» Data tied to figure images:

• • • • • • •

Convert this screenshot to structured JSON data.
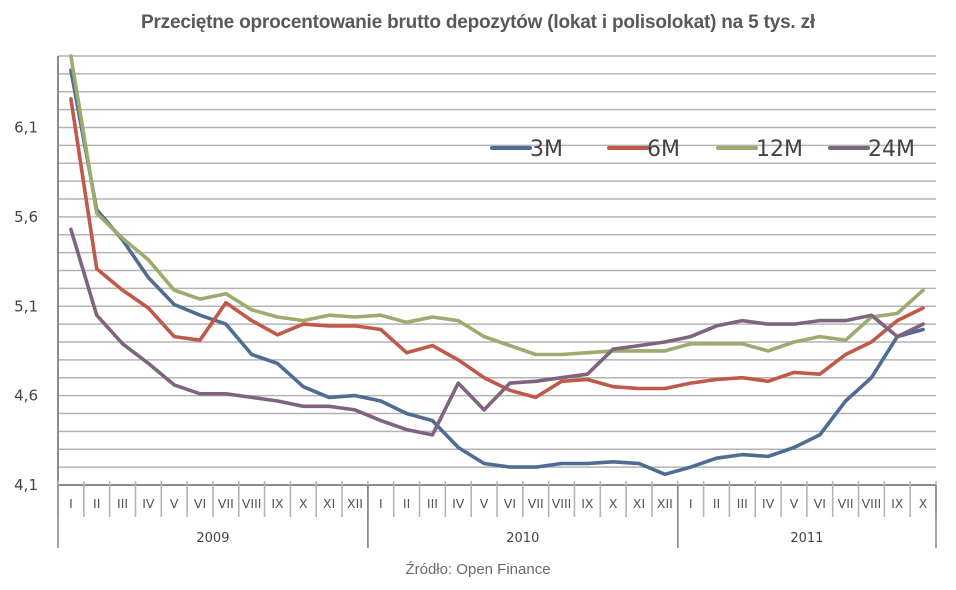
{
  "title": "Przeciętne oprocentowanie brutto depozytów (lokat i polisolokat) na 5 tys. zł",
  "source": "Źródło: Open Finance",
  "colors": {
    "3M": "#4f6d93",
    "6M": "#c0594a",
    "12M": "#9cab6e",
    "24M": "#80647f",
    "grid": "#b4b4b4",
    "axis": "#8c8c8c"
  },
  "chart_data": {
    "type": "line",
    "title": "Przeciętne oprocentowanie brutto depozytów (lokat i polisolokat) na 5 tys. zł",
    "xlabel": "",
    "ylabel": "",
    "ylim": [
      4.1,
      6.5
    ],
    "yticks": [
      "4,1",
      "4,6",
      "5,1",
      "5,6",
      "6,1"
    ],
    "ytick_values": [
      4.1,
      4.6,
      5.1,
      5.6,
      6.1
    ],
    "minor_grid_step": 0.1,
    "grid": true,
    "legend_position": "upper-right inside",
    "year_groups": [
      {
        "label": "2009",
        "count": 12
      },
      {
        "label": "2010",
        "count": 12
      },
      {
        "label": "2011",
        "count": 10
      }
    ],
    "categories": [
      "I",
      "II",
      "III",
      "IV",
      "V",
      "VI",
      "VII",
      "VIII",
      "IX",
      "X",
      "XI",
      "XII",
      "I",
      "II",
      "III",
      "IV",
      "V",
      "VI",
      "VII",
      "VIII",
      "IX",
      "X",
      "XI",
      "XII",
      "I",
      "II",
      "III",
      "IV",
      "V",
      "VI",
      "VII",
      "VIII",
      "IX",
      "X"
    ],
    "series": [
      {
        "name": "3M",
        "values": [
          6.42,
          5.64,
          5.47,
          5.26,
          5.11,
          5.05,
          5.0,
          4.83,
          4.78,
          4.65,
          4.59,
          4.6,
          4.57,
          4.5,
          4.46,
          4.31,
          4.22,
          4.2,
          4.2,
          4.22,
          4.22,
          4.23,
          4.22,
          4.16,
          4.2,
          4.25,
          4.27,
          4.26,
          4.31,
          4.38,
          4.57,
          4.7,
          4.93,
          4.97
        ]
      },
      {
        "name": "6M",
        "values": [
          6.26,
          5.31,
          5.19,
          5.09,
          4.93,
          4.91,
          5.12,
          5.02,
          4.94,
          5.0,
          4.99,
          4.99,
          4.97,
          4.84,
          4.88,
          4.8,
          4.7,
          4.63,
          4.59,
          4.68,
          4.69,
          4.65,
          4.64,
          4.64,
          4.67,
          4.69,
          4.7,
          4.68,
          4.73,
          4.72,
          4.83,
          4.9,
          5.02,
          5.09
        ]
      },
      {
        "name": "12M",
        "values": [
          6.5,
          5.62,
          5.48,
          5.36,
          5.19,
          5.14,
          5.17,
          5.08,
          5.04,
          5.02,
          5.05,
          5.04,
          5.05,
          5.01,
          5.04,
          5.02,
          4.93,
          4.88,
          4.83,
          4.83,
          4.84,
          4.85,
          4.85,
          4.85,
          4.89,
          4.89,
          4.89,
          4.85,
          4.9,
          4.93,
          4.91,
          5.04,
          5.06,
          5.19
        ]
      },
      {
        "name": "24M",
        "values": [
          5.53,
          5.05,
          4.89,
          4.78,
          4.66,
          4.61,
          4.61,
          4.59,
          4.57,
          4.54,
          4.54,
          4.52,
          4.46,
          4.41,
          4.38,
          4.67,
          4.52,
          4.67,
          4.68,
          4.7,
          4.72,
          4.86,
          4.88,
          4.9,
          4.93,
          4.99,
          5.02,
          5.0,
          5.0,
          5.02,
          5.02,
          5.05,
          4.93,
          5.0
        ]
      }
    ]
  }
}
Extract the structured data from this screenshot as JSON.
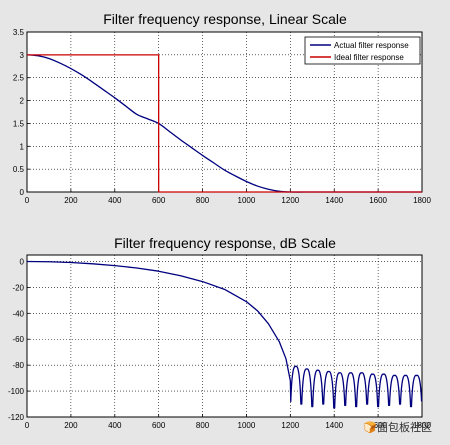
{
  "chart_data": [
    {
      "type": "line",
      "title": "Filter frequency response, Linear Scale",
      "xlabel": "",
      "ylabel": "",
      "xlim": [
        0,
        1800
      ],
      "ylim": [
        0,
        3.5
      ],
      "grid": true,
      "legend_position": "top-right",
      "x_ticks": [
        "0",
        "200",
        "400",
        "600",
        "800",
        "1000",
        "1200",
        "1400",
        "1600",
        "1800"
      ],
      "y_ticks": [
        "0",
        "0.5",
        "1",
        "1.5",
        "2",
        "2.5",
        "3",
        "3.5"
      ],
      "series": [
        {
          "name": "Actual filter response",
          "color": "#00007f",
          "x": [
            0,
            50,
            100,
            150,
            200,
            250,
            300,
            350,
            400,
            450,
            500,
            550,
            600,
            650,
            700,
            750,
            800,
            850,
            900,
            950,
            1000,
            1050,
            1100,
            1150,
            1200,
            1300,
            1400,
            1500,
            1600,
            1700,
            1800
          ],
          "y": [
            3.0,
            2.98,
            2.92,
            2.82,
            2.7,
            2.56,
            2.4,
            2.23,
            2.06,
            1.88,
            1.7,
            1.6,
            1.5,
            1.32,
            1.14,
            0.97,
            0.8,
            0.64,
            0.48,
            0.35,
            0.23,
            0.13,
            0.06,
            0.015,
            0.0,
            0.0,
            0.0,
            0.0,
            0.0,
            0.0,
            0.0
          ]
        },
        {
          "name": "Ideal filter response",
          "color": "#cc0000",
          "x": [
            0,
            600,
            600,
            1800
          ],
          "y": [
            3.0,
            3.0,
            0.0,
            0.0
          ]
        }
      ]
    },
    {
      "type": "line",
      "title": "Filter frequency response, dB Scale",
      "xlabel": "",
      "ylabel": "",
      "xlim": [
        0,
        1800
      ],
      "ylim": [
        -120,
        5
      ],
      "grid": true,
      "x_ticks": [
        "0",
        "200",
        "400",
        "600",
        "800",
        "1000",
        "1200",
        "1400",
        "1600",
        "1800"
      ],
      "y_ticks": [
        "0",
        "-20",
        "-40",
        "-60",
        "-80",
        "-100",
        "-120"
      ],
      "series": [
        {
          "color": "#00007f",
          "x": [
            0,
            100,
            200,
            300,
            400,
            500,
            600,
            700,
            800,
            900,
            1000,
            1050,
            1100,
            1150,
            1180,
            1200
          ],
          "y": [
            0,
            -0.2,
            -0.8,
            -1.8,
            -3.2,
            -5.0,
            -7.5,
            -11,
            -15.5,
            -21.5,
            -31,
            -38,
            -48,
            -62,
            -75,
            -92
          ],
          "lobe_peaks": [
            -81,
            -83,
            -84,
            -85,
            -86,
            -86,
            -86,
            -87,
            -87,
            -88,
            -88,
            -88
          ],
          "lobe_nulls": [
            -108,
            -110,
            -112,
            -110,
            -113,
            -111,
            -112,
            -110,
            -112,
            -111,
            -110,
            -112
          ],
          "lobe_period": 50
        }
      ]
    }
  ],
  "watermark": {
    "text": "🍞面包板社区"
  }
}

• • • • • • •

» Task to complete:
Take the records above and transcribe them exactly, dropping every picture.

» Task result:
Convert this screenshot to structured JSON data.
{
  "title": "Przeciętne oprocentowanie brutto depozytów (lokat i polisolokat) na 5 tys. zł",
  "source": "Źródło: Open Finance",
  "colors": {
    "3M": "#4f6d93",
    "6M": "#c0594a",
    "12M": "#9cab6e",
    "24M": "#80647f",
    "grid": "#b4b4b4",
    "axis": "#8c8c8c"
  },
  "chart_data": {
    "type": "line",
    "title": "Przeciętne oprocentowanie brutto depozytów (lokat i polisolokat) na 5 tys. zł",
    "xlabel": "",
    "ylabel": "",
    "ylim": [
      4.1,
      6.5
    ],
    "yticks": [
      "4,1",
      "4,6",
      "5,1",
      "5,6",
      "6,1"
    ],
    "ytick_values": [
      4.1,
      4.6,
      5.1,
      5.6,
      6.1
    ],
    "minor_grid_step": 0.1,
    "grid": true,
    "legend_position": "upper-right inside",
    "year_groups": [
      {
        "label": "2009",
        "count": 12
      },
      {
        "label": "2010",
        "count": 12
      },
      {
        "label": "2011",
        "count": 10
      }
    ],
    "categories": [
      "I",
      "II",
      "III",
      "IV",
      "V",
      "VI",
      "VII",
      "VIII",
      "IX",
      "X",
      "XI",
      "XII",
      "I",
      "II",
      "III",
      "IV",
      "V",
      "VI",
      "VII",
      "VIII",
      "IX",
      "X",
      "XI",
      "XII",
      "I",
      "II",
      "III",
      "IV",
      "V",
      "VI",
      "VII",
      "VIII",
      "IX",
      "X"
    ],
    "series": [
      {
        "name": "3M",
        "values": [
          6.42,
          5.64,
          5.47,
          5.26,
          5.11,
          5.05,
          5.0,
          4.83,
          4.78,
          4.65,
          4.59,
          4.6,
          4.57,
          4.5,
          4.46,
          4.31,
          4.22,
          4.2,
          4.2,
          4.22,
          4.22,
          4.23,
          4.22,
          4.16,
          4.2,
          4.25,
          4.27,
          4.26,
          4.31,
          4.38,
          4.57,
          4.7,
          4.93,
          4.97
        ]
      },
      {
        "name": "6M",
        "values": [
          6.26,
          5.31,
          5.19,
          5.09,
          4.93,
          4.91,
          5.12,
          5.02,
          4.94,
          5.0,
          4.99,
          4.99,
          4.97,
          4.84,
          4.88,
          4.8,
          4.7,
          4.63,
          4.59,
          4.68,
          4.69,
          4.65,
          4.64,
          4.64,
          4.67,
          4.69,
          4.7,
          4.68,
          4.73,
          4.72,
          4.83,
          4.9,
          5.02,
          5.09
        ]
      },
      {
        "name": "12M",
        "values": [
          6.5,
          5.62,
          5.48,
          5.36,
          5.19,
          5.14,
          5.17,
          5.08,
          5.04,
          5.02,
          5.05,
          5.04,
          5.05,
          5.01,
          5.04,
          5.02,
          4.93,
          4.88,
          4.83,
          4.83,
          4.84,
          4.85,
          4.85,
          4.85,
          4.89,
          4.89,
          4.89,
          4.85,
          4.9,
          4.93,
          4.91,
          5.04,
          5.06,
          5.19
        ]
      },
      {
        "name": "24M",
        "values": [
          5.53,
          5.05,
          4.89,
          4.78,
          4.66,
          4.61,
          4.61,
          4.59,
          4.57,
          4.54,
          4.54,
          4.52,
          4.46,
          4.41,
          4.38,
          4.67,
          4.52,
          4.67,
          4.68,
          4.7,
          4.72,
          4.86,
          4.88,
          4.9,
          4.93,
          4.99,
          5.02,
          5.0,
          5.0,
          5.02,
          5.02,
          5.05,
          4.93,
          5.0
        ]
      }
    ]
  }
}
Extract the structured data from this screenshot as JSON.
{
  "chart_data": [
    {
      "type": "line",
      "title": "Filter frequency response, Linear Scale",
      "xlabel": "",
      "ylabel": "",
      "xlim": [
        0,
        1800
      ],
      "ylim": [
        0,
        3.5
      ],
      "grid": true,
      "legend_position": "top-right",
      "x_ticks": [
        "0",
        "200",
        "400",
        "600",
        "800",
        "1000",
        "1200",
        "1400",
        "1600",
        "1800"
      ],
      "y_ticks": [
        "0",
        "0.5",
        "1",
        "1.5",
        "2",
        "2.5",
        "3",
        "3.5"
      ],
      "series": [
        {
          "name": "Actual filter response",
          "color": "#00007f",
          "x": [
            0,
            50,
            100,
            150,
            200,
            250,
            300,
            350,
            400,
            450,
            500,
            550,
            600,
            650,
            700,
            750,
            800,
            850,
            900,
            950,
            1000,
            1050,
            1100,
            1150,
            1200,
            1300,
            1400,
            1500,
            1600,
            1700,
            1800
          ],
          "y": [
            3.0,
            2.98,
            2.92,
            2.82,
            2.7,
            2.56,
            2.4,
            2.23,
            2.06,
            1.88,
            1.7,
            1.6,
            1.5,
            1.32,
            1.14,
            0.97,
            0.8,
            0.64,
            0.48,
            0.35,
            0.23,
            0.13,
            0.06,
            0.015,
            0.0,
            0.0,
            0.0,
            0.0,
            0.0,
            0.0,
            0.0
          ]
        },
        {
          "name": "Ideal filter response",
          "color": "#cc0000",
          "x": [
            0,
            600,
            600,
            1800
          ],
          "y": [
            3.0,
            3.0,
            0.0,
            0.0
          ]
        }
      ]
    },
    {
      "type": "line",
      "title": "Filter frequency response, dB Scale",
      "xlabel": "",
      "ylabel": "",
      "xlim": [
        0,
        1800
      ],
      "ylim": [
        -120,
        5
      ],
      "grid": true,
      "x_ticks": [
        "0",
        "200",
        "400",
        "600",
        "800",
        "1000",
        "1200",
        "1400",
        "1600",
        "1800"
      ],
      "y_ticks": [
        "0",
        "-20",
        "-40",
        "-60",
        "-80",
        "-100",
        "-120"
      ],
      "series": [
        {
          "color": "#00007f",
          "x": [
            0,
            100,
            200,
            300,
            400,
            500,
            600,
            700,
            800,
            900,
            1000,
            1050,
            1100,
            1150,
            1180,
            1200
          ],
          "y": [
            0,
            -0.2,
            -0.8,
            -1.8,
            -3.2,
            -5.0,
            -7.5,
            -11,
            -15.5,
            -21.5,
            -31,
            -38,
            -48,
            -62,
            -75,
            -92
          ],
          "lobe_peaks": [
            -81,
            -83,
            -84,
            -85,
            -86,
            -86,
            -86,
            -87,
            -87,
            -88,
            -88,
            -88
          ],
          "lobe_nulls": [
            -108,
            -110,
            -112,
            -110,
            -113,
            -111,
            -112,
            -110,
            -112,
            -111,
            -110,
            -112
          ],
          "lobe_period": 50
        }
      ]
    }
  ],
  "watermark": {
    "text": "🍞面包板社区"
  }
}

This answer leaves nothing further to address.